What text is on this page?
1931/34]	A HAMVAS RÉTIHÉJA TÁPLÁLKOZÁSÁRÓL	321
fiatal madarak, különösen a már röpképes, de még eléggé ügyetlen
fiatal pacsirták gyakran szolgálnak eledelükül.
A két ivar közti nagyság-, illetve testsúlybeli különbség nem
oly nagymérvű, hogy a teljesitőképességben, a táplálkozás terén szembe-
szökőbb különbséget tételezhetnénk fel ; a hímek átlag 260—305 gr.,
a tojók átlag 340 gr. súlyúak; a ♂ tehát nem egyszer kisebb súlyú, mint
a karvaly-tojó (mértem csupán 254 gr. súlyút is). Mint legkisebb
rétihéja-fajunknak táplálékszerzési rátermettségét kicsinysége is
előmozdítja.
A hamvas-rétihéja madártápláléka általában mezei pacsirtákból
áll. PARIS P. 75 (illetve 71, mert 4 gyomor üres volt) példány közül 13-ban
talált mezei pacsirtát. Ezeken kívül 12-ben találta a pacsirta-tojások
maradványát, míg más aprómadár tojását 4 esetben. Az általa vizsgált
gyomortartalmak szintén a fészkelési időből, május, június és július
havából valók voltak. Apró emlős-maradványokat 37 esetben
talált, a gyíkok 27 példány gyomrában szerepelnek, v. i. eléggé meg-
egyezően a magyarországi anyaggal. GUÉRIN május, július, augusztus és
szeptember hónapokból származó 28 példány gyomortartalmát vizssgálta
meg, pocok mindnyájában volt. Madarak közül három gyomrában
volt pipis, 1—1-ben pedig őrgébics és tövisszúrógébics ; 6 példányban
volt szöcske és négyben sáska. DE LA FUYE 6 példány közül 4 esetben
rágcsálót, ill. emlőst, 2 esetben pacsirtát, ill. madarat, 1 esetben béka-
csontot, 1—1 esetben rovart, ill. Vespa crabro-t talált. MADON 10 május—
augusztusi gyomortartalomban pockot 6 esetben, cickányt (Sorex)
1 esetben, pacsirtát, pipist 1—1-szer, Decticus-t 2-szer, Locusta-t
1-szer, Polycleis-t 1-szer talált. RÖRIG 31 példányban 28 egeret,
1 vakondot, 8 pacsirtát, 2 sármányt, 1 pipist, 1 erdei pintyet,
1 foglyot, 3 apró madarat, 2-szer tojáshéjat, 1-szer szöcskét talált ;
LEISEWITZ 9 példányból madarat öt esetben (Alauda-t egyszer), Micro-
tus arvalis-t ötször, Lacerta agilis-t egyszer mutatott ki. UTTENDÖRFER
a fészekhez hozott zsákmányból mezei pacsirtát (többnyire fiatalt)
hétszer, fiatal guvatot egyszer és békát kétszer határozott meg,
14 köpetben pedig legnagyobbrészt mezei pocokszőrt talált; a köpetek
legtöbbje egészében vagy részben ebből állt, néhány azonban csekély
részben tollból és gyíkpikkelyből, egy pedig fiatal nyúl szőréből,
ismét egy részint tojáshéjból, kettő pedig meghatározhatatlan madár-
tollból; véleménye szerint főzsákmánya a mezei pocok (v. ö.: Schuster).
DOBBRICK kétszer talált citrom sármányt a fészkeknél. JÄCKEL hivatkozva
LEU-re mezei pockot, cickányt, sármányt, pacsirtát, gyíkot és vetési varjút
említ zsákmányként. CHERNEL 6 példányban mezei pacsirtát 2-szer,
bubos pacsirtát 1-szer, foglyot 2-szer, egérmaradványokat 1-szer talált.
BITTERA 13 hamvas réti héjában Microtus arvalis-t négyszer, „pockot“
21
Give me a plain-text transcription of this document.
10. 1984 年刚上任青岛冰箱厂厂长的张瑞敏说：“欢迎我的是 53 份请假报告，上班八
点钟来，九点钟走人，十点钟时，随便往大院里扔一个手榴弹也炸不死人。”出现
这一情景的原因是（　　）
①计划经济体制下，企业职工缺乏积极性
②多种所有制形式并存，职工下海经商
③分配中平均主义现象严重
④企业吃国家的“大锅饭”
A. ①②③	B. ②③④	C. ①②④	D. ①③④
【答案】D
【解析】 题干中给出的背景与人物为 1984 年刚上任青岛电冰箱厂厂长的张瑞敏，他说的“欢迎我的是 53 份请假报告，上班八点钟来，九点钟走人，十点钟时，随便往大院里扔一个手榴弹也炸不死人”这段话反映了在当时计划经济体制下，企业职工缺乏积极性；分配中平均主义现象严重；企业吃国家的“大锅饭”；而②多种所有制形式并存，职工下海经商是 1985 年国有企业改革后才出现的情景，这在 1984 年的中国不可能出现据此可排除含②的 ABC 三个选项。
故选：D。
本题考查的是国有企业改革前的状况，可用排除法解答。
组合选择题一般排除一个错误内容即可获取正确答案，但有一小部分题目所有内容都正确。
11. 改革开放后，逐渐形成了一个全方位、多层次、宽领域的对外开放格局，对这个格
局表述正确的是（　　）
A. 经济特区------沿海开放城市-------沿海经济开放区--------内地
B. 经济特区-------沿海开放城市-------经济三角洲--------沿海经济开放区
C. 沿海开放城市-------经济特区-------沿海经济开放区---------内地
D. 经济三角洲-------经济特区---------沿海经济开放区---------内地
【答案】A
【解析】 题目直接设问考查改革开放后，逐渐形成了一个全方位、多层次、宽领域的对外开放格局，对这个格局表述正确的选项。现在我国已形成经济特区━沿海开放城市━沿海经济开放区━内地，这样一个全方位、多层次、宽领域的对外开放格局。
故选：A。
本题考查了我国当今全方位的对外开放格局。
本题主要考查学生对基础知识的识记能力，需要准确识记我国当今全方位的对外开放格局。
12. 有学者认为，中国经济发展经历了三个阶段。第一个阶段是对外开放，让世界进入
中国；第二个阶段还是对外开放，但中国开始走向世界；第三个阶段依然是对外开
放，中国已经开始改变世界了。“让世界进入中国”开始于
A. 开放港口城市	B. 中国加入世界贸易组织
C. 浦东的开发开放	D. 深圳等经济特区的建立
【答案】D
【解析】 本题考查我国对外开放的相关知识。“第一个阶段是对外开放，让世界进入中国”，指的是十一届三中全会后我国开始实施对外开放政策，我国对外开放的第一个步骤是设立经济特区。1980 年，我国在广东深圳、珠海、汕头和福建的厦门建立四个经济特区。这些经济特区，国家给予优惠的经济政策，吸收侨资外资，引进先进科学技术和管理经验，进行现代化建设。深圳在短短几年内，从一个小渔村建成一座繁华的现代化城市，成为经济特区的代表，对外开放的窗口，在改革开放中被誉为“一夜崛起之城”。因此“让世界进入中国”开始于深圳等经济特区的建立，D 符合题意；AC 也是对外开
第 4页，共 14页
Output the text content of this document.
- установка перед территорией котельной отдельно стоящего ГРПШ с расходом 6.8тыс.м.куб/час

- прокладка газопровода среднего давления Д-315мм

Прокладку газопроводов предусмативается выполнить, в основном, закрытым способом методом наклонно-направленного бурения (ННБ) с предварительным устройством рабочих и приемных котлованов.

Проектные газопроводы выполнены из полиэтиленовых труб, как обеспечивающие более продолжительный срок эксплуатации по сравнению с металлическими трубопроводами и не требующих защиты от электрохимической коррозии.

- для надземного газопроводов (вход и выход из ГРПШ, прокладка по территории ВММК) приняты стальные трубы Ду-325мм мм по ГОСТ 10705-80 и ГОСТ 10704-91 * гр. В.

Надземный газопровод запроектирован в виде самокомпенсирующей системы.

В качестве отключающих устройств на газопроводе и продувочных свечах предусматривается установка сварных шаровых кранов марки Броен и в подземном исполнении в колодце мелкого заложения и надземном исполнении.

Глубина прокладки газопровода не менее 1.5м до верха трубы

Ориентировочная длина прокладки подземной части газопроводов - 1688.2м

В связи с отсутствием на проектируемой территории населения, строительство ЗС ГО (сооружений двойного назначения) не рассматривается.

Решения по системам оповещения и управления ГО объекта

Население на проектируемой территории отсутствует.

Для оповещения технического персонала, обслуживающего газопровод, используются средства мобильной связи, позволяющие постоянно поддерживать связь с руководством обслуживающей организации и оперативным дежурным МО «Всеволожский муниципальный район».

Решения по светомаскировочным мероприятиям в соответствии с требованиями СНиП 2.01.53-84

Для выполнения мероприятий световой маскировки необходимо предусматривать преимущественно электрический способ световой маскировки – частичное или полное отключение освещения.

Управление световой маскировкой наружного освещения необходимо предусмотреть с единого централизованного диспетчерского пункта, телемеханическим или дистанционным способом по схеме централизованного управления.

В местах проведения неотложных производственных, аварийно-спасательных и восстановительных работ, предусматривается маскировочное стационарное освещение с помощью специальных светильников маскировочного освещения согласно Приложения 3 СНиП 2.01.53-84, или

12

Directions
Consider the entries above and return each line with the string "СНиП".

Written response
Решения по светомаскировочным мероприятиям в соответствии с требованиями СНиП 2.01.53-84
В местах проведения неотложных производственных, аварийно-спасательных и восстановительных работ, предусматривается маскировочное стационарное освещение с помощью специальных светильников маскировочного освещения согласно Приложения 3 СНиП 2.01.53-84, или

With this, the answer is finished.